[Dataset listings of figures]
▼

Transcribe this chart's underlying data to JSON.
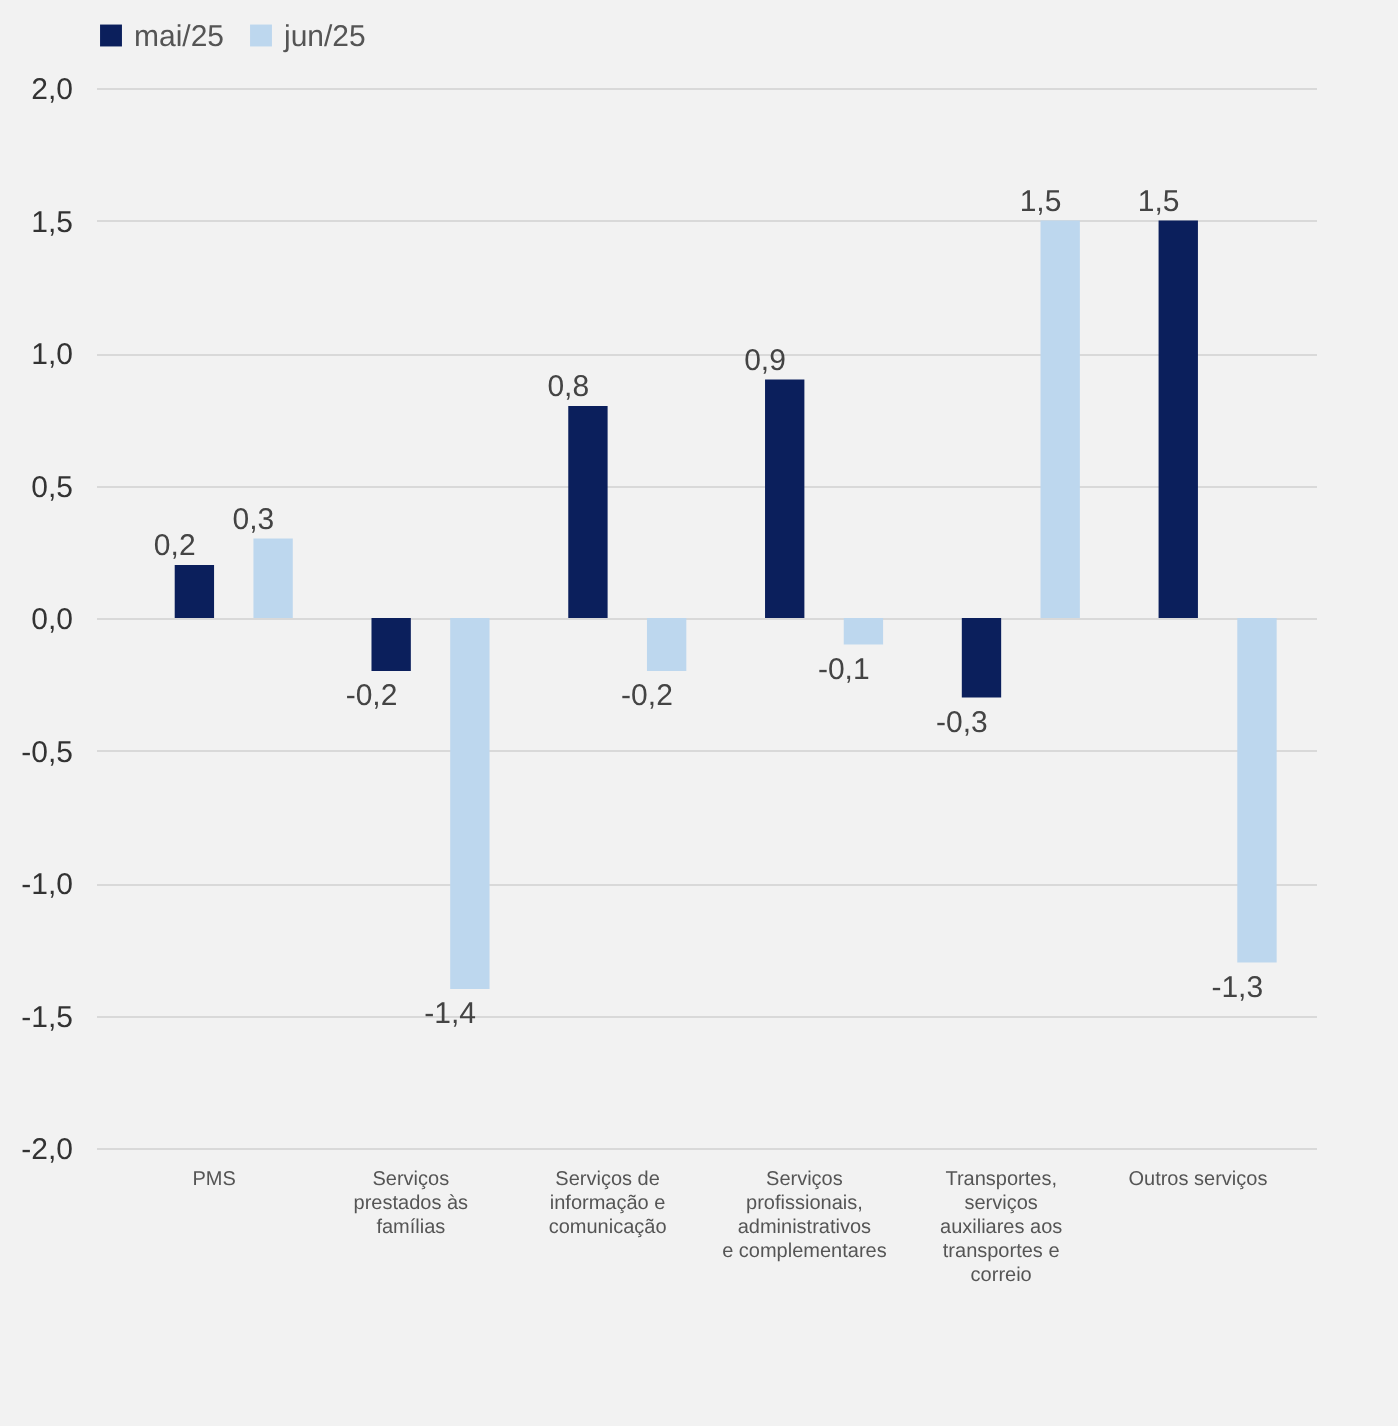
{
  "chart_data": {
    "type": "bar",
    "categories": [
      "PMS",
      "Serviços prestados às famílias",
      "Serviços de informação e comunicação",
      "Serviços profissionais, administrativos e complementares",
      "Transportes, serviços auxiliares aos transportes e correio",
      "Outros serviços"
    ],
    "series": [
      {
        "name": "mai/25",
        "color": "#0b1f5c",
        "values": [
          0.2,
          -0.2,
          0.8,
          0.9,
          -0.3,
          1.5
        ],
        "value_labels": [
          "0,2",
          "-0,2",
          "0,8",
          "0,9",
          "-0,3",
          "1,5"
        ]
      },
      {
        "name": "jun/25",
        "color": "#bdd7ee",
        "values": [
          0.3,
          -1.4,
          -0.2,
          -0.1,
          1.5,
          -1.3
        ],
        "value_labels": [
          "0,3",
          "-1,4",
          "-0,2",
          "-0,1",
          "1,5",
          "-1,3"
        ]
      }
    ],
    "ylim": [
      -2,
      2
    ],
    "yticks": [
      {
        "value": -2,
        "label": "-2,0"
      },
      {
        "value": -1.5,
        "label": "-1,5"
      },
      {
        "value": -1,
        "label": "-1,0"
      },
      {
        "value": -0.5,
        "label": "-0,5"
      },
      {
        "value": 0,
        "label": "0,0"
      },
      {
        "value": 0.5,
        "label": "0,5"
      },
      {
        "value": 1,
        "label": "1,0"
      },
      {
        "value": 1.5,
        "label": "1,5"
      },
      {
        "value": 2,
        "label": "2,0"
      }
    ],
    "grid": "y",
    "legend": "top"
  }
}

▲
▼

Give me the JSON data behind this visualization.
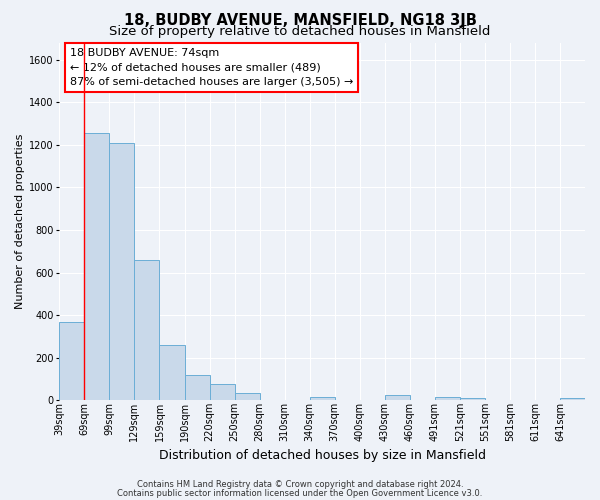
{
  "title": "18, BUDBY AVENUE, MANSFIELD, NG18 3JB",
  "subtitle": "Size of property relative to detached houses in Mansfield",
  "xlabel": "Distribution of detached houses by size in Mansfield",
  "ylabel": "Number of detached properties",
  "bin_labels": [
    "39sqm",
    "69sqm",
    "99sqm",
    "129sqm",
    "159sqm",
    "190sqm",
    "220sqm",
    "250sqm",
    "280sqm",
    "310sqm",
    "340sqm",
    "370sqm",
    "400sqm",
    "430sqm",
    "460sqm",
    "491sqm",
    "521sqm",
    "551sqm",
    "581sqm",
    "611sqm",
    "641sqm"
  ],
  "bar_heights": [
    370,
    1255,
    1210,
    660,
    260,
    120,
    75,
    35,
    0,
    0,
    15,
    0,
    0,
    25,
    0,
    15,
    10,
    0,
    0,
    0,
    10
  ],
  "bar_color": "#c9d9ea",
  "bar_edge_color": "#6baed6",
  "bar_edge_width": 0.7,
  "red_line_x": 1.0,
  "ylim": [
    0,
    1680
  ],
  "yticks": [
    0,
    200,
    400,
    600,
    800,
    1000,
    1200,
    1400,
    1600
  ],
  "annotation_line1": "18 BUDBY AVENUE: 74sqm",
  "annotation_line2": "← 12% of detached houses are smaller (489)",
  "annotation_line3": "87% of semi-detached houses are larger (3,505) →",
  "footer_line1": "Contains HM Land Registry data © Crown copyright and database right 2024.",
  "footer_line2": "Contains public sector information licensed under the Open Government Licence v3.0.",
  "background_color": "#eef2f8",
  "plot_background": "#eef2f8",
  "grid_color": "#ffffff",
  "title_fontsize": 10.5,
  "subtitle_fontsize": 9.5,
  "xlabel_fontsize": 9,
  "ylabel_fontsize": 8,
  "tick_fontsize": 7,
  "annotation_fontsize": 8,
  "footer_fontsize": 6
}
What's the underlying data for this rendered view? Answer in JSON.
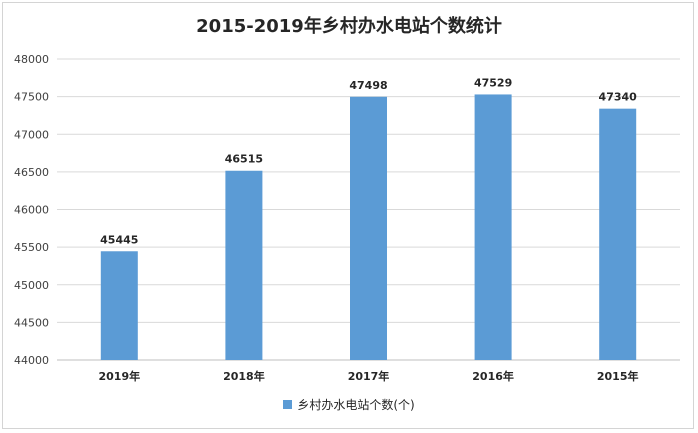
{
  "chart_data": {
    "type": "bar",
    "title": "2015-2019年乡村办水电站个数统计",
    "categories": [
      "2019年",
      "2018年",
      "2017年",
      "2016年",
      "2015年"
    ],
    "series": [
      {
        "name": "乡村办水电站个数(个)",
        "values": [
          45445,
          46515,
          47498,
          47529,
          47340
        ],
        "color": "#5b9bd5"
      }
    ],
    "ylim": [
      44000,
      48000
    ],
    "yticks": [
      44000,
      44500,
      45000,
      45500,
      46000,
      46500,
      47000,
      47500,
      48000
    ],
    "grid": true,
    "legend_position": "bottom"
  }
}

▲
▼

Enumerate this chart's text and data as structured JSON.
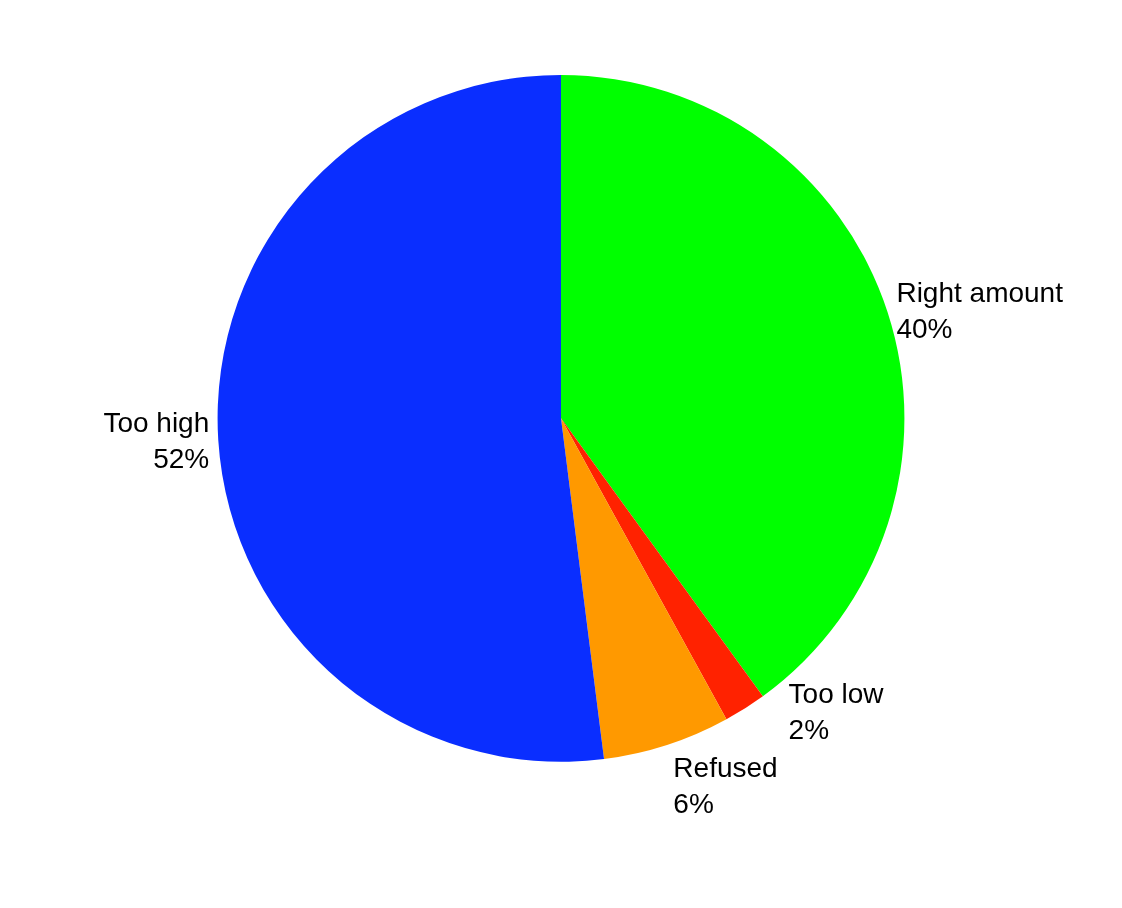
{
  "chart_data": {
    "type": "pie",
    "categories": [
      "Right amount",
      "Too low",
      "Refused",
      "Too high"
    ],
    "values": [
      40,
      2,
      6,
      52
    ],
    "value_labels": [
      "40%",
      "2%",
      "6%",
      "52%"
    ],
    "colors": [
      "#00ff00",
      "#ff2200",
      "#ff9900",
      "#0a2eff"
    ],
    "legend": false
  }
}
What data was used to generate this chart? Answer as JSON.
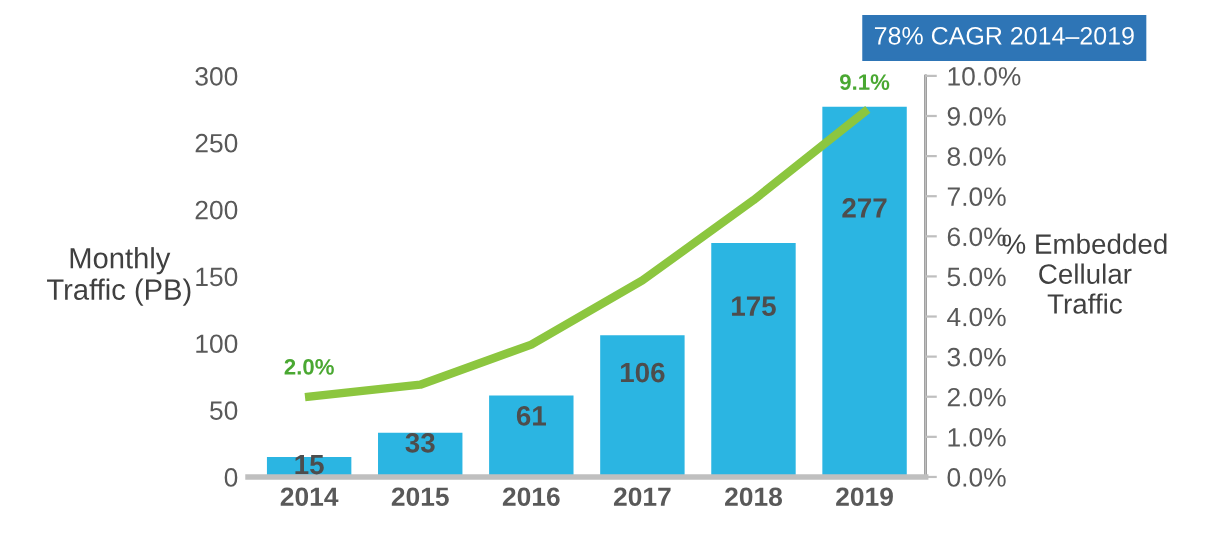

▲

Your task:
In the listing above, find the line with "Enumerate this chart's" and the line with "What data was". Copy both of them and every line between, exactly, but not the pictures.

Correct output:
Enumerate this chart's text and data as structured JSON.
{
  "chart_data": {
    "type": "pie",
    "categories": [
      "Right amount",
      "Too low",
      "Refused",
      "Too high"
    ],
    "values": [
      40,
      2,
      6,
      52
    ],
    "value_labels": [
      "40%",
      "2%",
      "6%",
      "52%"
    ],
    "colors": [
      "#00ff00",
      "#ff2200",
      "#ff9900",
      "#0a2eff"
    ],
    "legend": false
  }
}
What data was used to generate this chart? Answer as JSON.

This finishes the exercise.